:: Records shown

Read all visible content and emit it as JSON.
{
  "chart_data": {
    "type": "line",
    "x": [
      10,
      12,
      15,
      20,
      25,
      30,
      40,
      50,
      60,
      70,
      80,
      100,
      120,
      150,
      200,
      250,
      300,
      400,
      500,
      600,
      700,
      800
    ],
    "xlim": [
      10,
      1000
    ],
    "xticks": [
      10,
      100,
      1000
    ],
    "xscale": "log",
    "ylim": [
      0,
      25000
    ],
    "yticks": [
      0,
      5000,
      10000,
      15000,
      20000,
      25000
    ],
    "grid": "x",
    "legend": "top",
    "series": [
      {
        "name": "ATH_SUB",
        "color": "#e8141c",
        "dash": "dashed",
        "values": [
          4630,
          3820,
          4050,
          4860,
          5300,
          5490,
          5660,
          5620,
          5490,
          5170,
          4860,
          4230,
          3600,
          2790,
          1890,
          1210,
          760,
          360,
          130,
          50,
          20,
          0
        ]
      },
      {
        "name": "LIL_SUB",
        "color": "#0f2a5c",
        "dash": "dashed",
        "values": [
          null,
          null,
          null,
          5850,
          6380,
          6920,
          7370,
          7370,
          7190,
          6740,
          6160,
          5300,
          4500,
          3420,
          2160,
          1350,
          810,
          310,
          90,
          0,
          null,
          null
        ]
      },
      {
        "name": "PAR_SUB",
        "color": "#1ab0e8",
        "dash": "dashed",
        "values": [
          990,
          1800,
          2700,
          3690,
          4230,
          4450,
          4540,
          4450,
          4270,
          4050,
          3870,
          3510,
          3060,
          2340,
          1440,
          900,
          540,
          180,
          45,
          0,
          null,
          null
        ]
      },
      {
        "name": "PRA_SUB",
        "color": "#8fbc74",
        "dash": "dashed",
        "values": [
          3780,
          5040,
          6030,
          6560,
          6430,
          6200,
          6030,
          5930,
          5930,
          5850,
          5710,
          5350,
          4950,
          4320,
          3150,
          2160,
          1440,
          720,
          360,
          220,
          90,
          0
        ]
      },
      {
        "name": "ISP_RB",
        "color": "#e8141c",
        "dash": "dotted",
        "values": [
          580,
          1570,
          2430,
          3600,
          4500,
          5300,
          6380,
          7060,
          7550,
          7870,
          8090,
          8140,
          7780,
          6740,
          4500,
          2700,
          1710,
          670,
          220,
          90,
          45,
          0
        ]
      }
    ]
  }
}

::::

**Task:**
The listing above must be transcribed exactly, line by line.

**Answer in full:**
Read all visible content and emit it as JSON.
{
  "chart_data": {
    "type": "line",
    "x": [
      10,
      12,
      15,
      20,
      25,
      30,
      40,
      50,
      60,
      70,
      80,
      100,
      120,
      150,
      200,
      250,
      300,
      400,
      500,
      600,
      700,
      800
    ],
    "xlim": [
      10,
      1000
    ],
    "xticks": [
      10,
      100,
      1000
    ],
    "xscale": "log",
    "ylim": [
      0,
      25000
    ],
    "yticks": [
      0,
      5000,
      10000,
      15000,
      20000,
      25000
    ],
    "grid": "x",
    "legend": "top",
    "series": [
      {
        "name": "ATH_SUB",
        "color": "#e8141c",
        "dash": "dashed",
        "values": [
          4630,
          3820,
          4050,
          4860,
          5300,
          5490,
          5660,
          5620,
          5490,
          5170,
          4860,
          4230,
          3600,
          2790,
          1890,
          1210,
          760,
          360,
          130,
          50,
          20,
          0
        ]
      },
      {
        "name": "LIL_SUB",
        "color": "#0f2a5c",
        "dash": "dashed",
        "values": [
          null,
          null,
          null,
          5850,
          6380,
          6920,
          7370,
          7370,
          7190,
          6740,
          6160,
          5300,
          4500,
          3420,
          2160,
          1350,
          810,
          310,
          90,
          0,
          null,
          null
        ]
      },
      {
        "name": "PAR_SUB",
        "color": "#1ab0e8",
        "dash": "dashed",
        "values": [
          990,
          1800,
          2700,
          3690,
          4230,
          4450,
          4540,
          4450,
          4270,
          4050,
          3870,
          3510,
          3060,
          2340,
          1440,
          900,
          540,
          180,
          45,
          0,
          null,
          null
        ]
      },
      {
        "name": "PRA_SUB",
        "color": "#8fbc74",
        "dash": "dashed",
        "values": [
          3780,
          5040,
          6030,
          6560,
          6430,
          6200,
          6030,
          5930,
          5930,
          5850,
          5710,
          5350,
          4950,
          4320,
          3150,
          2160,
          1440,
          720,
          360,
          220,
          90,
          0
        ]
      },
      {
        "name": "ISP_RB",
        "color": "#e8141c",
        "dash": "dotted",
        "values": [
          580,
          1570,
          2430,
          3600,
          4500,
          5300,
          6380,
          7060,
          7550,
          7870,
          8090,
          8140,
          7780,
          6740,
          4500,
          2700,
          1710,
          670,
          220,
          90,
          45,
          0
        ]
      }
    ]
  }
}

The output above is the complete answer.